* _EXERCISE AIM_
Transcribe the listing word for word.

start LISTED ENTRIES

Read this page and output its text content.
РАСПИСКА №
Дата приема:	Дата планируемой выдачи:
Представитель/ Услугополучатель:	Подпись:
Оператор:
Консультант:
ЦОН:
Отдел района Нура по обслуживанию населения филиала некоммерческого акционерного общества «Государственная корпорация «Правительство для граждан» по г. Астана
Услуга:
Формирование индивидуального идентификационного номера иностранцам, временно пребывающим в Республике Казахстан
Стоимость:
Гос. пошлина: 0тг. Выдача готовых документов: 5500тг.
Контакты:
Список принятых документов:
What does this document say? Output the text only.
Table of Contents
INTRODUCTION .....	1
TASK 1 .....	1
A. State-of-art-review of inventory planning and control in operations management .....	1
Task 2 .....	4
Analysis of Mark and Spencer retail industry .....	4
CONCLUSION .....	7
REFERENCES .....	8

end LISTED ENTRIES

* _OUTPUT_
Read this page and output its text content.
РАСПИСКА №
Дата приема:	Дата планируемой выдачи:
Представитель/ Услугополучатель:	Подпись:
Оператор:
Консультант:
ЦОН:
Отдел района Нура по обслуживанию населения филиала некоммерческого акционерного общества «Государственная корпорация «Правительство для граждан» по г. Астана
Услуга:
Формирование индивидуального идентификационного номера иностранцам, временно пребывающим в Республике Казахстан
Стоимость:
Гос. пошлина: 0тг. Выдача готовых документов: 5500тг.
Контакты:
Список принятых документов:
What does this document say? Output the text only.
Table of Contents
INTRODUCTION .....	1
TASK 1 .....	1
A. State-of-art-review of inventory planning and control in operations management .....	1
Task 2 .....	4
Analysis of Mark and Spencer retail industry .....	4
CONCLUSION .....	7
REFERENCES .....	8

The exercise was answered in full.